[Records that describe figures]
_ _ _ _ _ _ _

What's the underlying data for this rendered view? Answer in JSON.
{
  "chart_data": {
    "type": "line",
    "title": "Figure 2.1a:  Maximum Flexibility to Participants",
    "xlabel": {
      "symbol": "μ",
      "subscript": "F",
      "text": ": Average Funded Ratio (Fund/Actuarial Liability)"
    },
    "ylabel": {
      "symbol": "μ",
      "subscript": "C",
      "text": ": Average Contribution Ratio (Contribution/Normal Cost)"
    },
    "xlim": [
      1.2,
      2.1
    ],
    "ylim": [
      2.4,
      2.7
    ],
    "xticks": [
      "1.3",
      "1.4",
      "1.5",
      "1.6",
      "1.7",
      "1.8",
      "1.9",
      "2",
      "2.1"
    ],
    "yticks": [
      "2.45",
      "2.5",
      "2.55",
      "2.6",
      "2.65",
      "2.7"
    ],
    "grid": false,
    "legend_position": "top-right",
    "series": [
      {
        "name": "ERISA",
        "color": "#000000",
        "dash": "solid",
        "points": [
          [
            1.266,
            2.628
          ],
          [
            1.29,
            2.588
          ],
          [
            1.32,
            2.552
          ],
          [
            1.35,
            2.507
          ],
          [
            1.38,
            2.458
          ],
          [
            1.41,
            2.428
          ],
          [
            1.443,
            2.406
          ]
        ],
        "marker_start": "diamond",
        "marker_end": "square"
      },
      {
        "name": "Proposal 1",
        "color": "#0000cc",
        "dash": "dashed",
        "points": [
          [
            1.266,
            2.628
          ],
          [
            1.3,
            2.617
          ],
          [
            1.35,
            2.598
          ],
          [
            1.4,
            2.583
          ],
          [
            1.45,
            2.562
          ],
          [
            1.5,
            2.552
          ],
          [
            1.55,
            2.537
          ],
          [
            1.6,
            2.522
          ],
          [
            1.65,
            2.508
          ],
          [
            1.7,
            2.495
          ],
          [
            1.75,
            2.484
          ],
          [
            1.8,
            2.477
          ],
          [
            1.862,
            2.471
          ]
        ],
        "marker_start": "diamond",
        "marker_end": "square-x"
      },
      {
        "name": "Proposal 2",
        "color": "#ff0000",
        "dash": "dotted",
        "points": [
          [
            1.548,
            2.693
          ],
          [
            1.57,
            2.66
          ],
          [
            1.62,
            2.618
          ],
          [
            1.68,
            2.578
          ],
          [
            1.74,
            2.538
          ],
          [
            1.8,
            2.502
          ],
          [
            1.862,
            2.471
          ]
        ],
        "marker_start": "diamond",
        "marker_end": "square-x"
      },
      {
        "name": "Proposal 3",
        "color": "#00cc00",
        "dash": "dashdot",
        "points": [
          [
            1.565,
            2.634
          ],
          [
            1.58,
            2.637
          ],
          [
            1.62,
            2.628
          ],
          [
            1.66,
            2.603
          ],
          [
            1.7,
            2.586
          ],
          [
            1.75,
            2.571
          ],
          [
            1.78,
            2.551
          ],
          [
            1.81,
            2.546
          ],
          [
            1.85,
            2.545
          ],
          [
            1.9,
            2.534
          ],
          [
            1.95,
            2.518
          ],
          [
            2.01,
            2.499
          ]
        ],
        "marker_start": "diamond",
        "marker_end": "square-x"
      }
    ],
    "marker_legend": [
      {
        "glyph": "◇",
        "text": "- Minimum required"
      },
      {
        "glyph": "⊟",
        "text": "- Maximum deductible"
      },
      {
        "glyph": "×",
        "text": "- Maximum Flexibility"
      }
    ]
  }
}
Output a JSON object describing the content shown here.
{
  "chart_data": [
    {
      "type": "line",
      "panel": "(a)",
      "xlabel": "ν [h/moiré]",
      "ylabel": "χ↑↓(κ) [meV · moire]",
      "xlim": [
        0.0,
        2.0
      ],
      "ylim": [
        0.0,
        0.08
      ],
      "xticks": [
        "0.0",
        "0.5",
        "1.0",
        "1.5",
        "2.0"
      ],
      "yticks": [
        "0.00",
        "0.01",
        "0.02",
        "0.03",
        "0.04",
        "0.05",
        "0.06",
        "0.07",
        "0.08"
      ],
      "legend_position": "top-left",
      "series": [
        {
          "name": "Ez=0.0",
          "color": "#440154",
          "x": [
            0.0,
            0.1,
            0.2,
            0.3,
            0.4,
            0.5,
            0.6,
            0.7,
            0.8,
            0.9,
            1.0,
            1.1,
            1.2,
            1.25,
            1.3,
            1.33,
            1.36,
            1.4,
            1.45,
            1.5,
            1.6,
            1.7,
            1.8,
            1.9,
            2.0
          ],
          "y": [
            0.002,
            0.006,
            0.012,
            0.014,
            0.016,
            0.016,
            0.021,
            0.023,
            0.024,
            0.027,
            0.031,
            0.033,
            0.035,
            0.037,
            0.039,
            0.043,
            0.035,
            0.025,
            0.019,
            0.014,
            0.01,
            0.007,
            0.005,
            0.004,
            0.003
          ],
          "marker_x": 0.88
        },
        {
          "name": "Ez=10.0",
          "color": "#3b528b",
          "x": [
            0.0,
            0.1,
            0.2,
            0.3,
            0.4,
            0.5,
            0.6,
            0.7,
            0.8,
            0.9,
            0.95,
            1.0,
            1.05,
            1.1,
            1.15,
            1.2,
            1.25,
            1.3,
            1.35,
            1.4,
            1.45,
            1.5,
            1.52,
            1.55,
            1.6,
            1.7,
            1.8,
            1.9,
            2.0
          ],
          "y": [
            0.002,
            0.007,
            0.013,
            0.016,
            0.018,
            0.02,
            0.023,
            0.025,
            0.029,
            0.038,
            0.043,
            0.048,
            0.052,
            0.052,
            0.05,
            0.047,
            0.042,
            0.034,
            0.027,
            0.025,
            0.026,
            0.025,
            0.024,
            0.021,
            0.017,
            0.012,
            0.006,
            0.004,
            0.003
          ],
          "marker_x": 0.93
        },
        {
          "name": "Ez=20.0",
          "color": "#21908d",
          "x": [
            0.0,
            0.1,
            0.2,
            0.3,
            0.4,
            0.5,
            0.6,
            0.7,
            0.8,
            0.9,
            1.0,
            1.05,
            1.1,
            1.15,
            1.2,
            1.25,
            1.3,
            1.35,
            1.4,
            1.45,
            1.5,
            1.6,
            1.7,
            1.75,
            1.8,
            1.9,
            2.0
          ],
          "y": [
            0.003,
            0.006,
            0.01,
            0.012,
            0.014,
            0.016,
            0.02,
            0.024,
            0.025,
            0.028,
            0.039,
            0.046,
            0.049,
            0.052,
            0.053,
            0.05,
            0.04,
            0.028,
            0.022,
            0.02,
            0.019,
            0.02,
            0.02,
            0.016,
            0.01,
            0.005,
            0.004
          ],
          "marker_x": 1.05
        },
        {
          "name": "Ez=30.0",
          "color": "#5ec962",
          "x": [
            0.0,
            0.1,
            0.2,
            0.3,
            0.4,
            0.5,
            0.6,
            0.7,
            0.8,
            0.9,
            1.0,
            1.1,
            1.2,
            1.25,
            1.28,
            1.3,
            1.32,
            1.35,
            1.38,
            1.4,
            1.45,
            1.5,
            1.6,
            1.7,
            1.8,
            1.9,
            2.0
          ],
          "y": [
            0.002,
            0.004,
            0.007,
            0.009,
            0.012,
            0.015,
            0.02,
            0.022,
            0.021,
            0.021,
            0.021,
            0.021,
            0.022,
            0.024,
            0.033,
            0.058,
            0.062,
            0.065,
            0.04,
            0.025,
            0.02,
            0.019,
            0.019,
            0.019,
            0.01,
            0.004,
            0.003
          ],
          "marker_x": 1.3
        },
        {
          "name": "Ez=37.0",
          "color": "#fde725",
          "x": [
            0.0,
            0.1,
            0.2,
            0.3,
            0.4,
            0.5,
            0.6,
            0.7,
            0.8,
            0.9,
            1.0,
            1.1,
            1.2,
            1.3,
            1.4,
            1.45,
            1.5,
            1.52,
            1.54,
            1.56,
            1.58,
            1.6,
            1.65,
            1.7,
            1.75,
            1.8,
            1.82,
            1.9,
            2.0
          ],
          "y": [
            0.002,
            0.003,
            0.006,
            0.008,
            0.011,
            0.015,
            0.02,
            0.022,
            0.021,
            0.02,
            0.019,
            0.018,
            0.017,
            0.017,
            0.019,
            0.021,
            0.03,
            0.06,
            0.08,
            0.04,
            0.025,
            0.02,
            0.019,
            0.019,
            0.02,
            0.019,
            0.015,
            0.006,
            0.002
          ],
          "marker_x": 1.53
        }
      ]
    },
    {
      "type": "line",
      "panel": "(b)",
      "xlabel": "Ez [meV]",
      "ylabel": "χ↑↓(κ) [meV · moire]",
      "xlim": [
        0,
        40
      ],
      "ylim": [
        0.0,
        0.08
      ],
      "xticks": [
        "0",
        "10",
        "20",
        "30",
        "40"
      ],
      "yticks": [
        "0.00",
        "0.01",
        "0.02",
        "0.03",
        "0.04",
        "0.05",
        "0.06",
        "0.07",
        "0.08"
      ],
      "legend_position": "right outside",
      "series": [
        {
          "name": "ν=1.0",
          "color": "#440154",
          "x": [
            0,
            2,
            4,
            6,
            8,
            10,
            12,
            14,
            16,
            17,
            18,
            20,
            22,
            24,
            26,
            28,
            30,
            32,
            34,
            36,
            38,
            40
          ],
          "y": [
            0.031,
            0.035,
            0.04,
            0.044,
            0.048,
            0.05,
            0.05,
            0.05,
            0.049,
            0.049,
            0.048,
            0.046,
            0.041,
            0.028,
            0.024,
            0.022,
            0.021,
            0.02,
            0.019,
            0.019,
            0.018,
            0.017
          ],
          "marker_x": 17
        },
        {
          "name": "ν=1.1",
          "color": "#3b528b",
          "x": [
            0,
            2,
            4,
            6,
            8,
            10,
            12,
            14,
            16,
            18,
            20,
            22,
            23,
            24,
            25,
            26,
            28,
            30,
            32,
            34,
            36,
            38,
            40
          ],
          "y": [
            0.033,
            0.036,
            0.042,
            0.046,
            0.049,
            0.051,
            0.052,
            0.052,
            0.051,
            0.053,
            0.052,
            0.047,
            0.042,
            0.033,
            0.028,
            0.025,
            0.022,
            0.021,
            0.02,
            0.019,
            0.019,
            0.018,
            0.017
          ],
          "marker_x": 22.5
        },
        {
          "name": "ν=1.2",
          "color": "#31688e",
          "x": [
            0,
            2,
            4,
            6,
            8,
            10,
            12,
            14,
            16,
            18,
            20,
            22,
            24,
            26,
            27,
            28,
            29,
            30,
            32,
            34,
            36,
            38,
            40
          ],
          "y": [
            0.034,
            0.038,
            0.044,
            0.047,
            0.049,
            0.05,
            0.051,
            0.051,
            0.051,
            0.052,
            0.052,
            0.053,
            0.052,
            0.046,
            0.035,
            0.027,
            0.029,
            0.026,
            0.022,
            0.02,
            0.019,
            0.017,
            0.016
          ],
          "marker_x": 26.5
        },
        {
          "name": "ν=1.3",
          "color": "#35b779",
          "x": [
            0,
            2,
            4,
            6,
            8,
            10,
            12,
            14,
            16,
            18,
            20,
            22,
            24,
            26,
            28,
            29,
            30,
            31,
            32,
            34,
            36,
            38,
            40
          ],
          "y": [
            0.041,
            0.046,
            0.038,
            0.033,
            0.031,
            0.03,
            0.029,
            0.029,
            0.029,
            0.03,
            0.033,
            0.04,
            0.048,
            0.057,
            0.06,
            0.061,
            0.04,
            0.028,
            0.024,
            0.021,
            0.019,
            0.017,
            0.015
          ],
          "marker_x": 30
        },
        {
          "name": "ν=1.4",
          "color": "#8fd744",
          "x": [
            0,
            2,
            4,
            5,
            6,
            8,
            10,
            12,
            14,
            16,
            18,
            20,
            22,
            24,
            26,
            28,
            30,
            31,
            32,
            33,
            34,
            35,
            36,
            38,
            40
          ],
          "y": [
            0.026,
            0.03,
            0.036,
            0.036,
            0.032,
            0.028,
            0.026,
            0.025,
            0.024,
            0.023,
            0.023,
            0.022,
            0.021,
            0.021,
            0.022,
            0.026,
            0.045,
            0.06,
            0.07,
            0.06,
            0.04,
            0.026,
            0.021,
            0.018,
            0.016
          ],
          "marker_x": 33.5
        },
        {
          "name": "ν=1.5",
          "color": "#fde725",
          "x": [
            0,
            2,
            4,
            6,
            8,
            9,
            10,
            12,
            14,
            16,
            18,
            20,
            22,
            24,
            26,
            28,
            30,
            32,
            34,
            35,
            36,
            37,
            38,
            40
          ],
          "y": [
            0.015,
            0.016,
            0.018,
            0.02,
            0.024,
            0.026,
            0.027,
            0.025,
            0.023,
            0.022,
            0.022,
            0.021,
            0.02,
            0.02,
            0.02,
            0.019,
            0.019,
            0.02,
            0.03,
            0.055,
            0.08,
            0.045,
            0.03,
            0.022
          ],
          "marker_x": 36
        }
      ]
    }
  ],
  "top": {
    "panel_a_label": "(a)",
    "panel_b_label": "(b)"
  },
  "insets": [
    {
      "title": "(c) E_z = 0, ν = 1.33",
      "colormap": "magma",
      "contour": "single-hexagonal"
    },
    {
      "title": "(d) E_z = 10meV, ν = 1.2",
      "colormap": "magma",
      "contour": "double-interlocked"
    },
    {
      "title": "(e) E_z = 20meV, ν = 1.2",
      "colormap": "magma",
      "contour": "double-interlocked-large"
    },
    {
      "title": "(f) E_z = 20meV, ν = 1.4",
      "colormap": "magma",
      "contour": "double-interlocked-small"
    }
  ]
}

_ _ _ _ _ _ _

PROBLEM STATEMENT> Go through the material and select each line with the string "double" in it.

TASK OUTPUT>
      "contour": "double-interlocked"
      "contour": "double-interlocked-large"
      "contour": "double-interlocked-small"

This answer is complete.